**What you will do:** Reproduce the listing verbatim, starting at its first line and ending after the line that contains "dot-grid-decoration xyxy=(154,268,160,304)".

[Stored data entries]
** begin **

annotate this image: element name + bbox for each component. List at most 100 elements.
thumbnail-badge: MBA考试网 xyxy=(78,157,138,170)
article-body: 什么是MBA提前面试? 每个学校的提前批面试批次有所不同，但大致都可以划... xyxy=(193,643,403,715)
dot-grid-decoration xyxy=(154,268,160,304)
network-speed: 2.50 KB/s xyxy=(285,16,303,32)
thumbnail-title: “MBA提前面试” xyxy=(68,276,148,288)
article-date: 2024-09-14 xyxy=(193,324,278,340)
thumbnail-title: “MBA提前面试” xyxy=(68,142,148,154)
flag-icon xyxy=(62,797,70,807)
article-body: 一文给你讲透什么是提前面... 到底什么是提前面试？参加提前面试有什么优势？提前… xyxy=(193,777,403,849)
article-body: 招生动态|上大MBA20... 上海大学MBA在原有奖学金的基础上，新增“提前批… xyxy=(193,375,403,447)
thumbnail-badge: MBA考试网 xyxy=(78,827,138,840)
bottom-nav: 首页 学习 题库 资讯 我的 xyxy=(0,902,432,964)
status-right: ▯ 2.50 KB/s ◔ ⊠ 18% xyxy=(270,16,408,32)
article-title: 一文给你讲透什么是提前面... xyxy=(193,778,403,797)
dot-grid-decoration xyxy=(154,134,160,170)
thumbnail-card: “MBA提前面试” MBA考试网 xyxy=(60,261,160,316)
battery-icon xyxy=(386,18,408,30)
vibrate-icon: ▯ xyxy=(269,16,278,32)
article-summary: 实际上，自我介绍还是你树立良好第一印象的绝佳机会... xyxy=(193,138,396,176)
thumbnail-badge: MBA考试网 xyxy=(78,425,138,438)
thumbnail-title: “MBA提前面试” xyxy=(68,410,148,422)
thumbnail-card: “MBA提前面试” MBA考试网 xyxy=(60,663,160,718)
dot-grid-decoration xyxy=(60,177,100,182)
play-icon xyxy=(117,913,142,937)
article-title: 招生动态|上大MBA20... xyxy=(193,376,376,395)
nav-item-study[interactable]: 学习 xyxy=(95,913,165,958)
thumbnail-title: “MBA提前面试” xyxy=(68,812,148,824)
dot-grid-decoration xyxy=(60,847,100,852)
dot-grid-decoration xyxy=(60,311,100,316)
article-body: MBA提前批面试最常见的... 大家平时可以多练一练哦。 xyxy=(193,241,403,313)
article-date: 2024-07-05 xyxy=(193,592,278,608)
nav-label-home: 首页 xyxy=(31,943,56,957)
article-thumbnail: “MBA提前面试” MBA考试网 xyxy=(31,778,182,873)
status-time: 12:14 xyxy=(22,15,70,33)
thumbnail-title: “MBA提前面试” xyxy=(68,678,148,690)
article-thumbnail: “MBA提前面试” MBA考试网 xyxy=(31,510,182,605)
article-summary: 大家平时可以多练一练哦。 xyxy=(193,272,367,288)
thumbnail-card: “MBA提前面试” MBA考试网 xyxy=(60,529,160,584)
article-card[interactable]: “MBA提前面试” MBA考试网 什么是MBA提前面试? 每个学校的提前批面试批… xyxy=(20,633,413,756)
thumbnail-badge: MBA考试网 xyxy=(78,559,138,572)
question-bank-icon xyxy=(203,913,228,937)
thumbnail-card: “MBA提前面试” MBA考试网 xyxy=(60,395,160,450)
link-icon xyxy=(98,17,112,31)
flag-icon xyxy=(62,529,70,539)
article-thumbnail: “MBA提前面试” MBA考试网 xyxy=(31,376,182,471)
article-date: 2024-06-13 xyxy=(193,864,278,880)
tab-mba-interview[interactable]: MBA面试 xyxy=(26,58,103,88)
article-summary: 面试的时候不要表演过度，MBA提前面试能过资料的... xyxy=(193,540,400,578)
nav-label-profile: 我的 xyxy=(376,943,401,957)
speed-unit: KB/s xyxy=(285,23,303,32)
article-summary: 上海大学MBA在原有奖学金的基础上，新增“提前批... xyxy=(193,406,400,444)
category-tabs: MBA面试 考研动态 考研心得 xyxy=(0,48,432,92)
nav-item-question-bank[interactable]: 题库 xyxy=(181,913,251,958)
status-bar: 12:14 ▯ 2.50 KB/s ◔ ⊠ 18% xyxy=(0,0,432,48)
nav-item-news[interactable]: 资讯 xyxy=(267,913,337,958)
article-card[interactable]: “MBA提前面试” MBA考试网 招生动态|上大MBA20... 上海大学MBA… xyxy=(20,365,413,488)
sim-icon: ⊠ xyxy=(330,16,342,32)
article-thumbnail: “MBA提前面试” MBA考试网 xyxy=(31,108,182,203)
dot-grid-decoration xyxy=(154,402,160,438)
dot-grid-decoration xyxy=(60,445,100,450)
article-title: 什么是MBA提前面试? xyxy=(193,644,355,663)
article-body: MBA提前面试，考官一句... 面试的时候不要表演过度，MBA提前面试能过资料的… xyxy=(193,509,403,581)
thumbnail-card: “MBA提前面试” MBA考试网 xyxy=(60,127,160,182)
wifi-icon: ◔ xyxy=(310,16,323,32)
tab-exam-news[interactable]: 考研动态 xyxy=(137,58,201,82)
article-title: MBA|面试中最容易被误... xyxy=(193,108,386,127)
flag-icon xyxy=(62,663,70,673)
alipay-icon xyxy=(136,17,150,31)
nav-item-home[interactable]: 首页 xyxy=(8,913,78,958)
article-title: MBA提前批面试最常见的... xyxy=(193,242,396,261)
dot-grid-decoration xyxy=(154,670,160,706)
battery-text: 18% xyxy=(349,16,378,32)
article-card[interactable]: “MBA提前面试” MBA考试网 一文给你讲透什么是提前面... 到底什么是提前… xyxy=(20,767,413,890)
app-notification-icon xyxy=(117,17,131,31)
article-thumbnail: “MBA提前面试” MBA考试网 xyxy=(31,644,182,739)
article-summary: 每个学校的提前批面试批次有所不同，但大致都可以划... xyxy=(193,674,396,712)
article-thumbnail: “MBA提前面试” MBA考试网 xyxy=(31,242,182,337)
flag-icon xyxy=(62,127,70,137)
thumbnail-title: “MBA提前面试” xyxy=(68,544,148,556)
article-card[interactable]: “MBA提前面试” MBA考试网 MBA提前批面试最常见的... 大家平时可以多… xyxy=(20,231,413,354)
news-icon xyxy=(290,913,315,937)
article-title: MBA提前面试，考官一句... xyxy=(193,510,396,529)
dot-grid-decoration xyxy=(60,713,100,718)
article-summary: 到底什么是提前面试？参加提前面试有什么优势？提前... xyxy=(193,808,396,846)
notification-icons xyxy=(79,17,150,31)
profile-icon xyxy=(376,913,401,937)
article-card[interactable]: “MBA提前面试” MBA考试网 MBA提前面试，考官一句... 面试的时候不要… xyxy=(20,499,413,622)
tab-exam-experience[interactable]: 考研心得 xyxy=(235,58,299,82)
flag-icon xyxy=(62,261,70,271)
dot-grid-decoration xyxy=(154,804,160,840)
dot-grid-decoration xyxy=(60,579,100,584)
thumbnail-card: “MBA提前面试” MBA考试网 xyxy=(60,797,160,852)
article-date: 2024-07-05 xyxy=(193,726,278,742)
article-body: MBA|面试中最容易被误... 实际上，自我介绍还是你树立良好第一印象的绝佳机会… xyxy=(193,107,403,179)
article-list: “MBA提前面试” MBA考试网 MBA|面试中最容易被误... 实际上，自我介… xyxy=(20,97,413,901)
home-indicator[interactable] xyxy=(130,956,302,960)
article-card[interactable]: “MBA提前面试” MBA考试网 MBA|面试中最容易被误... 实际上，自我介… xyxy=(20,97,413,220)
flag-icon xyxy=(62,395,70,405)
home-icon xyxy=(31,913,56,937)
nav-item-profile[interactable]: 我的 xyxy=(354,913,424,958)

** end **

**Answer to this problem:**
annotate this image: element name + bbox for each component. List at most 100 elements.
thumbnail-badge: MBA考试网 xyxy=(78,157,138,170)
article-body: 什么是MBA提前面试? 每个学校的提前批面试批次有所不同，但大致都可以划... xyxy=(193,643,403,715)
dot-grid-decoration xyxy=(154,268,160,304)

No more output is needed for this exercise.